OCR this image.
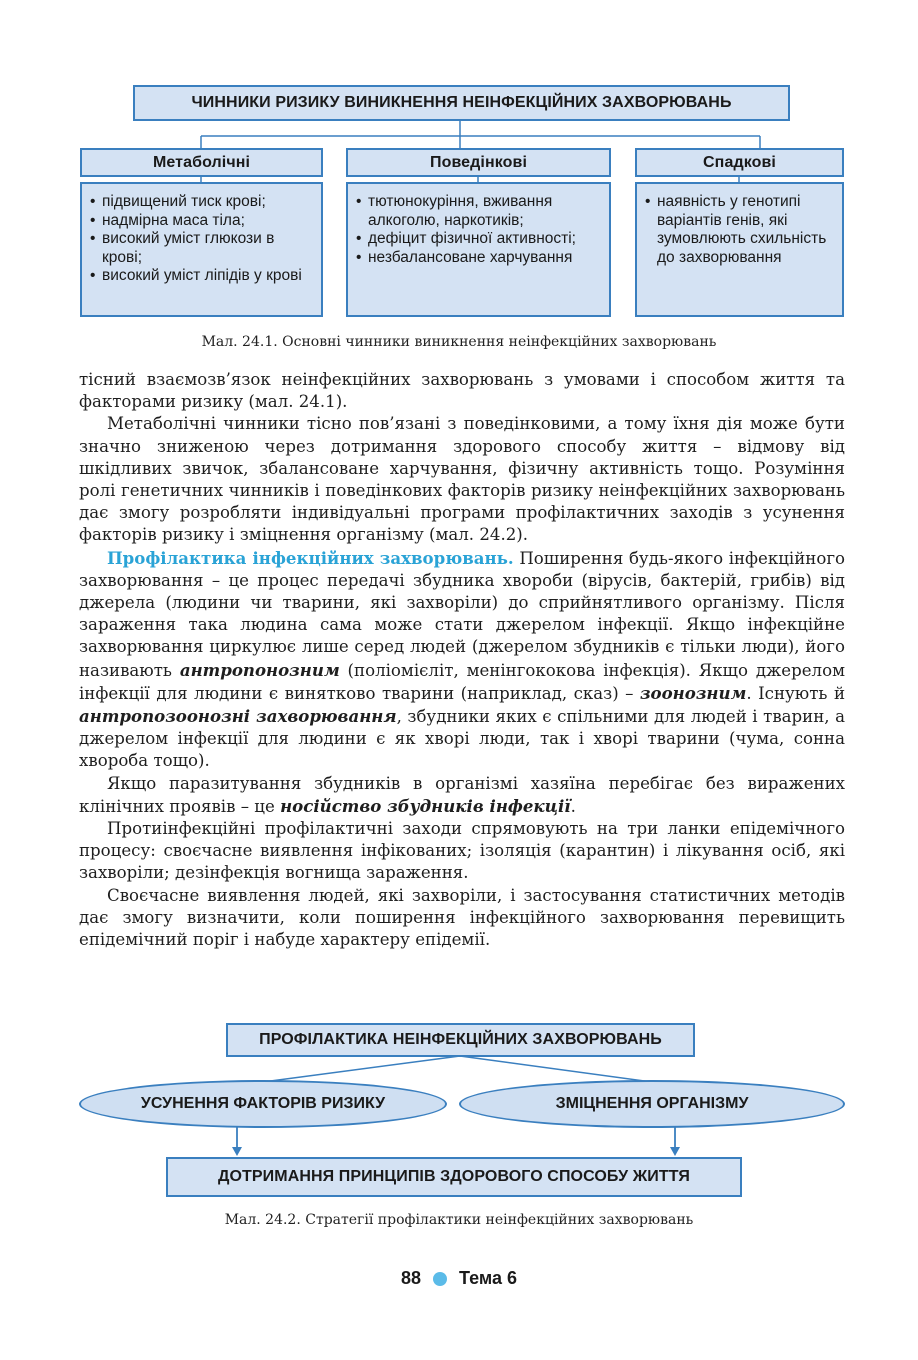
ЧИННИКИ РИЗИКУ ВИНИКНЕННЯ НЕІНФЕКЦІЙНИХ ЗАХВОРЮВАНЬ
Метаболічні	Поведінкові	Спадкові
• підвищений тиск крові;
• надмірна маса тіла;
• високий уміст глюкози в крові;
• високий уміст ліпідів у крові
• тютюнокуріння, вживання алкоголю, наркотиків;
• дефіцит фізичної активності;
• незбалансоване харчування
• наявність у генотипі варіантів генів, які зумовлюють схильність до захворювання
Мал. 24.1. Основні чинники виникнення неінфекційних захворювань

тісний взаємозв’язок неінфекційних захворювань з умовами і способом життя та факторами ризику (мал. 24.1).

Метаболічні чинники тісно пов’язані з поведінковими, а тому їхня дія може бути значно зниженою через дотримання здорового способу життя – відмову від шкідливих звичок, збалансоване харчування, фізичну активність тощо. Розуміння ролі генетичних чинників і поведінкових факторів ризику неінфекційних захворювань дає змогу розробляти індивідуальні програми профілактичних заходів з усунення факторів ризику і зміцнення організму (мал. 24.2).

Профілактика інфекційних захворювань. Поширення будь-якого інфекційного захворювання – це процес передачі збудника хвороби (вірусів, бактерій, грибів) від джерела (людини чи тварини, які захворіли) до сприйнятливого організму. Після зараження така людина сама може стати джерелом інфекції. Якщо інфекційне захворювання циркулює лише серед людей (джерелом збудників є тільки люди), його називають антропонозним (поліомієліт, менінгококова інфекція). Якщо джерелом інфекції для людини є винятково тварини (наприклад, сказ) – зоонозним. Існують й антропозоонозні захворювання, збудники яких є спільними для людей і тварин, а джерелом інфекції для людини є як хворі люди, так і хворі тварини (чума, сонна хвороба тощо).

Якщо паразитування збудників в організмі хазяїна перебігає без виражених клінічних проявів – це носійство збудників інфекції.

Протиінфекційні профілактичні заходи спрямовують на три ланки епідемічного процесу: своєчасне виявлення інфікованих; ізоляція (карантин) і лікування осіб, які захворіли; дезінфекція вогнища зараження.

Своєчасне виявлення людей, які захворіли, і застосування статистичних методів дає змогу визначити, коли поширення інфекційного захворювання перевищить епідемічний поріг і набуде характеру епідемії.

ПРОФІЛАКТИКА НЕІНФЕКЦІЙНИХ ЗАХВОРЮВАНЬ
УСУНЕННЯ ФАКТОРІВ РИЗИКУ	ЗМІЦНЕННЯ ОРГАНІЗМУ
ДОТРИМАННЯ ПРИНЦИПІВ ЗДОРОВОГО СПОСОБУ ЖИТТЯ
Мал. 24.2. Стратегії профілактики неінфекційних захворювань
88 Тема 6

#### What you will do
Give every record back exactly as it reads, with no images.

#### Solution to this problem
OCR this image.
ЧИННИКИ РИЗИКУ ВИНИКНЕННЯ НЕІНФЕКЦІЙНИХ ЗАХВОРЮВАНЬ
Метаболічні	Поведінкові	Спадкові
• підвищений тиск крові;
• надмірна маса тіла;
• високий уміст глюкози в крові;
• високий уміст ліпідів у крові
• тютюнокуріння, вживання алкоголю, наркотиків;
• дефіцит фізичної активності;
• незбалансоване харчування
• наявність у генотипі варіантів генів, які зумовлюють схильність до захворювання
Мал. 24.1. Основні чинники виникнення неінфекційних захворювань

тісний взаємозв’язок неінфекційних захворювань з умовами і способом життя та факторами ризику (мал. 24.1).

Метаболічні чинники тісно пов’язані з поведінковими, а тому їхня дія може бути значно зниженою через дотримання здорового способу життя – відмову від шкідливих звичок, збалансоване харчування, фізичну активність тощо. Розуміння ролі генетичних чинників і поведінкових факторів ризику неінфекційних захворювань дає змогу розробляти індивідуальні програми профілактичних заходів з усунення факторів ризику і зміцнення організму (мал. 24.2).

Профілактика інфекційних захворювань. Поширення будь-якого інфекційного захворювання – це процес передачі збудника хвороби (вірусів, бактерій, грибів) від джерела (людини чи тварини, які захворіли) до сприйнятливого організму. Після зараження така людина сама може стати джерелом інфекції. Якщо інфекційне захворювання циркулює лише серед людей (джерелом збудників є тільки люди), його називають антропонозним (поліомієліт, менінгококова інфекція). Якщо джерелом інфекції для людини є винятково тварини (наприклад, сказ) – зоонозним. Існують й антропозоонозні захворювання, збудники яких є спільними для людей і тварин, а джерелом інфекції для людини є як хворі люди, так і хворі тварини (чума, сонна хвороба тощо).

Якщо паразитування збудників в організмі хазяїна перебігає без виражених клінічних проявів – це носійство збудників інфекції.

Протиінфекційні профілактичні заходи спрямовують на три ланки епідемічного процесу: своєчасне виявлення інфікованих; ізоляція (карантин) і лікування осіб, які захворіли; дезінфекція вогнища зараження.

Своєчасне виявлення людей, які захворіли, і застосування статистичних методів дає змогу визначити, коли поширення інфекційного захворювання перевищить епідемічний поріг і набуде характеру епідемії.

ПРОФІЛАКТИКА НЕІНФЕКЦІЙНИХ ЗАХВОРЮВАНЬ
УСУНЕННЯ ФАКТОРІВ РИЗИКУ	ЗМІЦНЕННЯ ОРГАНІЗМУ
ДОТРИМАННЯ ПРИНЦИПІВ ЗДОРОВОГО СПОСОБУ ЖИТТЯ
Мал. 24.2. Стратегії профілактики неінфекційних захворювань
88 Тема 6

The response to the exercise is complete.